- Instructions to follow:
Rewrite the rows below, changing each "One year" to "12 months" and keeping everything else the same.

—————

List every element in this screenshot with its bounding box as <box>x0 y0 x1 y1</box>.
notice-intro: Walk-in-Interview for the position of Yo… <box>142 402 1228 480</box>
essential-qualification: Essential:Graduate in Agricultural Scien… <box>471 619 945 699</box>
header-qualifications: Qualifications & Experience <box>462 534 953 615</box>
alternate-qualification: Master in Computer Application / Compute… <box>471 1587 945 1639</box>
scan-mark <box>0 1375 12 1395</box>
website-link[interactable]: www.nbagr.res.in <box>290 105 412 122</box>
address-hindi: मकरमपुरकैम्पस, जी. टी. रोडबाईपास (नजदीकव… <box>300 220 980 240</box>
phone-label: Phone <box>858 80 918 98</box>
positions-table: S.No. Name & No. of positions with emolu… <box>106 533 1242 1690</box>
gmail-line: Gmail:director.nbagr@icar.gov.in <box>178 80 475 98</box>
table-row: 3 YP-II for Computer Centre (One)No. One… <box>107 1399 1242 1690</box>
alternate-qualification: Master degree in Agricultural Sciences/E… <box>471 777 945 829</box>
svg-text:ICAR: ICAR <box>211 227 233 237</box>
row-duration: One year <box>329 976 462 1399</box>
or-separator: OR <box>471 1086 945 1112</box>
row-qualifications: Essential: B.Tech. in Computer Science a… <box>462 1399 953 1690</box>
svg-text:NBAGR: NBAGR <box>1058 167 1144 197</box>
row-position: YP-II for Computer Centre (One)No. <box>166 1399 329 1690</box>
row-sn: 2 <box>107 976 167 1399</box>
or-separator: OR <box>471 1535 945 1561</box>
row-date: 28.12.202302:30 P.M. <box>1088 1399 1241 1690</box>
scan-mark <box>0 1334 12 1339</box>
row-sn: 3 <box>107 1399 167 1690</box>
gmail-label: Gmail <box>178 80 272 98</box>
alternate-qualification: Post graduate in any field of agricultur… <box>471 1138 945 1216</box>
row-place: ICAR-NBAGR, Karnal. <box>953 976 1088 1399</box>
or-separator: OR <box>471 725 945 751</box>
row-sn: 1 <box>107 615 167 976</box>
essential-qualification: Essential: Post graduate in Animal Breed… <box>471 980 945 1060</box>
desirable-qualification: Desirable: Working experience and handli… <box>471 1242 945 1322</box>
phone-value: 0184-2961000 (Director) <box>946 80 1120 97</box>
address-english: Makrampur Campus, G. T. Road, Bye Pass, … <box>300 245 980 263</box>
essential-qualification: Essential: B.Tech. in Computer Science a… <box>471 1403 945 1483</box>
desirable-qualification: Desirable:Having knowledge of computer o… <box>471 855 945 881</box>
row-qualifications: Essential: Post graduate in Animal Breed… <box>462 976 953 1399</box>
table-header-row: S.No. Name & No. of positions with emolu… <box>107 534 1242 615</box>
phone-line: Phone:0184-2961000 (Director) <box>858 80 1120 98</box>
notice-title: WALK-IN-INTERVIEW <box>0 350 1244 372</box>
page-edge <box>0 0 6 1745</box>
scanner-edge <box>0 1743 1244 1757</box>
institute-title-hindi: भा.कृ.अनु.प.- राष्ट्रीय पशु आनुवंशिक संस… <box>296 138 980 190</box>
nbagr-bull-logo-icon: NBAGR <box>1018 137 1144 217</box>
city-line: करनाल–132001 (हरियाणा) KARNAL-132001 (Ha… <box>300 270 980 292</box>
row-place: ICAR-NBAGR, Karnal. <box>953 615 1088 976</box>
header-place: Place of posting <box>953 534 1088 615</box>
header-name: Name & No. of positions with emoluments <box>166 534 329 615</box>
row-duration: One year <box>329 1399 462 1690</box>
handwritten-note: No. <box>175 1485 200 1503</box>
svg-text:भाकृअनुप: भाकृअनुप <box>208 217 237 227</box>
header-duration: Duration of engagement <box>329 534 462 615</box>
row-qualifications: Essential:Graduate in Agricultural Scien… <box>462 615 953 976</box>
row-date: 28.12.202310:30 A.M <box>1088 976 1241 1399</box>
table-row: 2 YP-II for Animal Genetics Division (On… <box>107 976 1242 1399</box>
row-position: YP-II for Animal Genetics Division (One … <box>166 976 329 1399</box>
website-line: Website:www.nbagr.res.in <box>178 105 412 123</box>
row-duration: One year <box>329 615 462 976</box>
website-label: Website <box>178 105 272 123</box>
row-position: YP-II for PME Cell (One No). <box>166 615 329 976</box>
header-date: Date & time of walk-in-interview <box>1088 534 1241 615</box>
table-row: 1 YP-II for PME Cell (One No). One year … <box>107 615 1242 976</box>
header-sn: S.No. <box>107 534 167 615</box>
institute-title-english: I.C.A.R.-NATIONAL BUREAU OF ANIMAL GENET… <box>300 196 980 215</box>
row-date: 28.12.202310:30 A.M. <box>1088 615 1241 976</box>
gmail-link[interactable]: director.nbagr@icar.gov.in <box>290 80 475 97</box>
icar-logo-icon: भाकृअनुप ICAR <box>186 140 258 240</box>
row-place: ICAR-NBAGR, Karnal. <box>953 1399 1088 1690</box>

—————

- Expected answer:
List every element in this screenshot with its bounding box as <box>x0 y0 x1 y1</box>.
notice-intro: Walk-in-Interview for the position of Yo… <box>142 402 1228 480</box>
essential-qualification: Essential:Graduate in Agricultural Scien… <box>471 619 945 699</box>
header-qualifications: Qualifications & Experience <box>462 534 953 615</box>
alternate-qualification: Master in Computer Application / Compute… <box>471 1587 945 1639</box>
scan-mark <box>0 1375 12 1395</box>
website-link[interactable]: www.nbagr.res.in <box>290 105 412 122</box>
address-hindi: मकरमपुरकैम्पस, जी. टी. रोडबाईपास (नजदीकव… <box>300 220 980 240</box>
phone-label: Phone <box>858 80 918 98</box>
positions-table: S.No. Name & No. of positions with emolu… <box>106 533 1242 1690</box>
gmail-line: Gmail:director.nbagr@icar.gov.in <box>178 80 475 98</box>
table-row: 3 YP-II for Computer Centre (One)No. One… <box>107 1399 1242 1690</box>
alternate-qualification: Master degree in Agricultural Sciences/E… <box>471 777 945 829</box>
svg-text:ICAR: ICAR <box>211 227 233 237</box>
row-duration: 12 months <box>329 976 462 1399</box>
or-separator: OR <box>471 1086 945 1112</box>
row-qualifications: Essential: B.Tech. in Computer Science a… <box>462 1399 953 1690</box>
svg-text:NBAGR: NBAGR <box>1058 167 1144 197</box>
row-position: YP-II for Computer Centre (One)No. <box>166 1399 329 1690</box>
row-sn: 2 <box>107 976 167 1399</box>
or-separator: OR <box>471 1535 945 1561</box>
row-date: 28.12.202302:30 P.M. <box>1088 1399 1241 1690</box>
scan-mark <box>0 1334 12 1339</box>
row-sn: 3 <box>107 1399 167 1690</box>
gmail-label: Gmail <box>178 80 272 98</box>
alternate-qualification: Post graduate in any field of agricultur… <box>471 1138 945 1216</box>
row-place: ICAR-NBAGR, Karnal. <box>953 976 1088 1399</box>
or-separator: OR <box>471 725 945 751</box>
row-sn: 1 <box>107 615 167 976</box>
essential-qualification: Essential: Post graduate in Animal Breed… <box>471 980 945 1060</box>
desirable-qualification: Desirable: Working experience and handli… <box>471 1242 945 1322</box>
phone-value: 0184-2961000 (Director) <box>946 80 1120 97</box>
address-english: Makrampur Campus, G. T. Road, Bye Pass, … <box>300 245 980 263</box>
essential-qualification: Essential: B.Tech. in Computer Science a… <box>471 1403 945 1483</box>
desirable-qualification: Desirable:Having knowledge of computer o… <box>471 855 945 881</box>
row-qualifications: Essential: Post graduate in Animal Breed… <box>462 976 953 1399</box>
table-header-row: S.No. Name & No. of positions with emolu… <box>107 534 1242 615</box>
phone-line: Phone:0184-2961000 (Director) <box>858 80 1120 98</box>
notice-title: WALK-IN-INTERVIEW <box>0 350 1244 372</box>
page-edge <box>0 0 6 1745</box>
scanner-edge <box>0 1743 1244 1757</box>
institute-title-hindi: भा.कृ.अनु.प.- राष्ट्रीय पशु आनुवंशिक संस… <box>296 138 980 190</box>
nbagr-bull-logo-icon: NBAGR <box>1018 137 1144 217</box>
city-line: करनाल–132001 (हरियाणा) KARNAL-132001 (Ha… <box>300 270 980 292</box>
row-place: ICAR-NBAGR, Karnal. <box>953 615 1088 976</box>
header-place: Place of posting <box>953 534 1088 615</box>
header-name: Name & No. of positions with emoluments <box>166 534 329 615</box>
row-duration: 12 months <box>329 1399 462 1690</box>
handwritten-note: No. <box>175 1485 200 1503</box>
svg-text:भाकृअनुप: भाकृअनुप <box>208 217 237 227</box>
header-duration: Duration of engagement <box>329 534 462 615</box>
row-qualifications: Essential:Graduate in Agricultural Scien… <box>462 615 953 976</box>
row-date: 28.12.202310:30 A.M <box>1088 976 1241 1399</box>
table-row: 2 YP-II for Animal Genetics Division (On… <box>107 976 1242 1399</box>
row-position: YP-II for Animal Genetics Division (One … <box>166 976 329 1399</box>
website-line: Website:www.nbagr.res.in <box>178 105 412 123</box>
row-duration: 12 months <box>329 615 462 976</box>
website-label: Website <box>178 105 272 123</box>
row-position: YP-II for PME Cell (One No). <box>166 615 329 976</box>
header-date: Date & time of walk-in-interview <box>1088 534 1241 615</box>
table-row: 1 YP-II for PME Cell (One No). 12 months … <box>107 615 1242 976</box>
header-sn: S.No. <box>107 534 167 615</box>
institute-title-english: I.C.A.R.-NATIONAL BUREAU OF ANIMAL GENET… <box>300 196 980 215</box>
row-date: 28.12.202310:30 A.M. <box>1088 615 1241 976</box>
gmail-link[interactable]: director.nbagr@icar.gov.in <box>290 80 475 97</box>
icar-logo-icon: भाकृअनुप ICAR <box>186 140 258 240</box>
row-place: ICAR-NBAGR, Karnal. <box>953 1399 1088 1690</box>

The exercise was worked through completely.